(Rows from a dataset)
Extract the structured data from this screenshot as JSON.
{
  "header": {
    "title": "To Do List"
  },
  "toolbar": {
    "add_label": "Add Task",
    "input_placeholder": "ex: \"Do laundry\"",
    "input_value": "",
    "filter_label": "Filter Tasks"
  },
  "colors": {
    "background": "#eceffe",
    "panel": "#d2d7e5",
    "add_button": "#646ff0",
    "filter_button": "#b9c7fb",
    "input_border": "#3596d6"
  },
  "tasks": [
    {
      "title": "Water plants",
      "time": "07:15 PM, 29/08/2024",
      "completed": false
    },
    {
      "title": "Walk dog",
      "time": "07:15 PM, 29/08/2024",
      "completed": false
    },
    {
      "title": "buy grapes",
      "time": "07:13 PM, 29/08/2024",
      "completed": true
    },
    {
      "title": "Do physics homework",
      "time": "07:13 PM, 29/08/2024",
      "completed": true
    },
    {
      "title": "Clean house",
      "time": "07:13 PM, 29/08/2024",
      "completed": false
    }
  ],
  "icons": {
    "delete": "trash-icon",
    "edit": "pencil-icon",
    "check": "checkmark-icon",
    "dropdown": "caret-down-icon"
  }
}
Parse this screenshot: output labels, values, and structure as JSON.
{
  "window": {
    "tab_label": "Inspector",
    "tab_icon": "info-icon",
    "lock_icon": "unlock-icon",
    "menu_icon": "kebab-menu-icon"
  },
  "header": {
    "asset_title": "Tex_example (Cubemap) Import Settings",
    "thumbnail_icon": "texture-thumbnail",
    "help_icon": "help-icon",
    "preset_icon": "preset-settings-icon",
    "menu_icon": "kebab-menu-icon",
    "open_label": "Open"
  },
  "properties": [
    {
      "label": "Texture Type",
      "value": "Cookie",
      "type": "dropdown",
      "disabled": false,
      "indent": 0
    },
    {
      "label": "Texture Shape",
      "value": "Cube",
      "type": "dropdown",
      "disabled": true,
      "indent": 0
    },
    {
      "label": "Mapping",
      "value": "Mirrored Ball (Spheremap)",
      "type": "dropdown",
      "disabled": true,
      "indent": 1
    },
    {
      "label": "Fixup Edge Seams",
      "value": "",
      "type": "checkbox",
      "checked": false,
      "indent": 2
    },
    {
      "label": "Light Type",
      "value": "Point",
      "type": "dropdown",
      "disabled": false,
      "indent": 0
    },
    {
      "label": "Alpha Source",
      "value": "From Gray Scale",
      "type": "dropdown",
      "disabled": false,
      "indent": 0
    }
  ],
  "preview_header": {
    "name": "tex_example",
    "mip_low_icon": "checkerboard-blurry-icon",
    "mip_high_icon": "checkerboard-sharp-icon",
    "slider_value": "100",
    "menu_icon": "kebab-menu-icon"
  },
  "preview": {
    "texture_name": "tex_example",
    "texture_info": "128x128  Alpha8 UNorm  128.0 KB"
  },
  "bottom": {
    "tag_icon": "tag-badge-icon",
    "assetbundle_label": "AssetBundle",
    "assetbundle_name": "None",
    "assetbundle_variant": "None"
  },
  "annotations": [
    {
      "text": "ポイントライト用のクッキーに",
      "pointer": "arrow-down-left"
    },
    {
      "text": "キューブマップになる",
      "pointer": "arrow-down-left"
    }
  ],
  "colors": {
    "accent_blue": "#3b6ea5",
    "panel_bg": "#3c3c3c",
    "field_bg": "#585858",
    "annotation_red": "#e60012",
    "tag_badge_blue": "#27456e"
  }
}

*TASK REQUIREMENTS*.
Using the records above, copy every line that has the word "checkerboard" in it.

*RESULT*.
    "mip_low_icon": "checkerboard-blurry-icon",
    "mip_high_icon": "checkerboard-sharp-icon",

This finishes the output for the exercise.